**Exercise task:**
Copy every line of the listing that holds the string "name".

Records from a collection of figures
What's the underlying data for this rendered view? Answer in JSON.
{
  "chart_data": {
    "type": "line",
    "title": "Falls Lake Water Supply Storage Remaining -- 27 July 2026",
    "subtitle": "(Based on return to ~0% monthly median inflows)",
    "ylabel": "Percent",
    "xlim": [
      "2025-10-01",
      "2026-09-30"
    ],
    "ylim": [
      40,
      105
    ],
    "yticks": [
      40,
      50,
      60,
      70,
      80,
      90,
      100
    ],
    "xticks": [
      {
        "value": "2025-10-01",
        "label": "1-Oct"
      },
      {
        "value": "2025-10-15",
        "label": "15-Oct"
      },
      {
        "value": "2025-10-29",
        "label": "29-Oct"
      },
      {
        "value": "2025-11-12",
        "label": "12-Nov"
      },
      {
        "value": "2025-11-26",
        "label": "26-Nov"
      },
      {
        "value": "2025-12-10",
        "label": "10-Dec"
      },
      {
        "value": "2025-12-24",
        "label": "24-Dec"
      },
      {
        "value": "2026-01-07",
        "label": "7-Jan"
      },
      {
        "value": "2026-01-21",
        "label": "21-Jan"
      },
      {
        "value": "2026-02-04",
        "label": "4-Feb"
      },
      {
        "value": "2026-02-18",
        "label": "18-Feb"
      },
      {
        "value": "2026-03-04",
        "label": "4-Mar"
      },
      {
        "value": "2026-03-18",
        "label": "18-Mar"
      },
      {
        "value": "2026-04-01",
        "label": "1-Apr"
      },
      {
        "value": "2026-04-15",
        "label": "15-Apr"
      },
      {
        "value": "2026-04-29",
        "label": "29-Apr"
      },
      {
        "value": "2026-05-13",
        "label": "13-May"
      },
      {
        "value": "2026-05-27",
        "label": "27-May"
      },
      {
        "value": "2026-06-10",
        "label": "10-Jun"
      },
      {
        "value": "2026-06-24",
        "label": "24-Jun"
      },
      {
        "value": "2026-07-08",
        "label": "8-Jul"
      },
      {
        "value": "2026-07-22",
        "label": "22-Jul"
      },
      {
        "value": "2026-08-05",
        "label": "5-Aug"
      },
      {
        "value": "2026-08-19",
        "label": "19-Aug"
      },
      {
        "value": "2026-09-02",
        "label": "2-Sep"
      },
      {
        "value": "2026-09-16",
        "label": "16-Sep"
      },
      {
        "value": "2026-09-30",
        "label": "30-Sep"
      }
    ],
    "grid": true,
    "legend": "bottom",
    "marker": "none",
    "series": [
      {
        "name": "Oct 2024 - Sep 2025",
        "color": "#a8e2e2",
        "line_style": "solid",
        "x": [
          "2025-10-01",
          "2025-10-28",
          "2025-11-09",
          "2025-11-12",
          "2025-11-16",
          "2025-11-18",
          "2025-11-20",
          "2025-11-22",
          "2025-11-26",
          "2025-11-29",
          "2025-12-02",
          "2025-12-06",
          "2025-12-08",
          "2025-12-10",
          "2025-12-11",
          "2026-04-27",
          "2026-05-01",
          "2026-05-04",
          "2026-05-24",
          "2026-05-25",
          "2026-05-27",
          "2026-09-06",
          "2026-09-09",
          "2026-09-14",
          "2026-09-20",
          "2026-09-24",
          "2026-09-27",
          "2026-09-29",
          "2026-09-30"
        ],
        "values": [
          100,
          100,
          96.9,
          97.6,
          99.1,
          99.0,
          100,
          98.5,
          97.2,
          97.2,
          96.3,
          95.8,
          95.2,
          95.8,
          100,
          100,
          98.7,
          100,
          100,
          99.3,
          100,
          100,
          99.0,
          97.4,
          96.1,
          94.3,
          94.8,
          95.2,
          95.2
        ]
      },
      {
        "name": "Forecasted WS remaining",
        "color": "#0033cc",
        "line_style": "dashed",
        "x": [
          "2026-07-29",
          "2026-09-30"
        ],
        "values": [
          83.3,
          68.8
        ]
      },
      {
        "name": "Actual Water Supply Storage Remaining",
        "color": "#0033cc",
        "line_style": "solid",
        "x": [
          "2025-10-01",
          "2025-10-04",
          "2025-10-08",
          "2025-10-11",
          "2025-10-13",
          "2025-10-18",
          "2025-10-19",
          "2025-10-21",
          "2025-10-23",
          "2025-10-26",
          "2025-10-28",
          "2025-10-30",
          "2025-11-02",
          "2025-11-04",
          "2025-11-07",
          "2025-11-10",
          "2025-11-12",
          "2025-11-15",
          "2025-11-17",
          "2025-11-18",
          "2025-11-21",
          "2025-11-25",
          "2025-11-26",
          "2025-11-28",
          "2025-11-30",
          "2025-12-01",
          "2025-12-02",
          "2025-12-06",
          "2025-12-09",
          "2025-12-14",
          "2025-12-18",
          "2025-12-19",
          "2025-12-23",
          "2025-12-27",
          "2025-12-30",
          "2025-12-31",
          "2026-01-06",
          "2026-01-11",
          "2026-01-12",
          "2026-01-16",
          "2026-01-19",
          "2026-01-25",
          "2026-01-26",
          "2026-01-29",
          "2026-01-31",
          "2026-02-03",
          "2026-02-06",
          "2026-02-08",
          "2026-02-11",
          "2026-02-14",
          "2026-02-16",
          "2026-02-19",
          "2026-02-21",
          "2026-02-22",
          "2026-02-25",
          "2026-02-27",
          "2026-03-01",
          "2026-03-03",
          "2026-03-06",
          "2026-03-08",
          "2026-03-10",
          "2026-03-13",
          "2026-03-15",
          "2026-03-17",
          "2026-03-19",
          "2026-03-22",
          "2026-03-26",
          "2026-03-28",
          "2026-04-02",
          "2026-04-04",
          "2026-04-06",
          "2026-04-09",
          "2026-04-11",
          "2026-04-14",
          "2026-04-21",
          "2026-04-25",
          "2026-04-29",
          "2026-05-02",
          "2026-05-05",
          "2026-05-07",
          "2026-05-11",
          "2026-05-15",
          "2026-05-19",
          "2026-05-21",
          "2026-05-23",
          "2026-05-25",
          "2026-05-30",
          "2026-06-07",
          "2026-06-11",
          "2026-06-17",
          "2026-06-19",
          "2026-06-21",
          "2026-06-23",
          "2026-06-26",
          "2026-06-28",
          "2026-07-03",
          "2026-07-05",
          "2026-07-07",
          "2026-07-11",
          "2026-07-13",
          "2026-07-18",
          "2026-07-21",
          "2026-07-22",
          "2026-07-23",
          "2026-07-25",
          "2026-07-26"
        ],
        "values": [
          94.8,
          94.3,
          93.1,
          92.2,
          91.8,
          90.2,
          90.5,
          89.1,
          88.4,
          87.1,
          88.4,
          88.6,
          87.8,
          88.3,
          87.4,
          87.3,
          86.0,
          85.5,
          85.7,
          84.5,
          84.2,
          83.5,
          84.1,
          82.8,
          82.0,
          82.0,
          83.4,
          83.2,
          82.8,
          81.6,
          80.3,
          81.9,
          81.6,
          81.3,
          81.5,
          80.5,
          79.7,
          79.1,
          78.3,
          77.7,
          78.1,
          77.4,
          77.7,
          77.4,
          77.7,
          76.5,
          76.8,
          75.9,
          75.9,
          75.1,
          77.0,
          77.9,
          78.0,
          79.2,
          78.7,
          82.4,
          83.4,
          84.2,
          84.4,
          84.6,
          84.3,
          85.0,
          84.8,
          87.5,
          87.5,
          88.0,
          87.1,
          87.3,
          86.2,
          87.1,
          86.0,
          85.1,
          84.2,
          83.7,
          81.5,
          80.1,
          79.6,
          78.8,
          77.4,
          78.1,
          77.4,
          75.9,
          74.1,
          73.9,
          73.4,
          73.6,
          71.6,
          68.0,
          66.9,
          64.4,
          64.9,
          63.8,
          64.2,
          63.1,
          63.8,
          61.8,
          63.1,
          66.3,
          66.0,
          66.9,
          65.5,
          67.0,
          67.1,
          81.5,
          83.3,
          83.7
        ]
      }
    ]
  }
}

**The solution:**
        "name": "Oct 2024 - Sep 2025",
        "name": "Forecasted WS remaining",
        "name": "Actual Water Supply Storage Remaining",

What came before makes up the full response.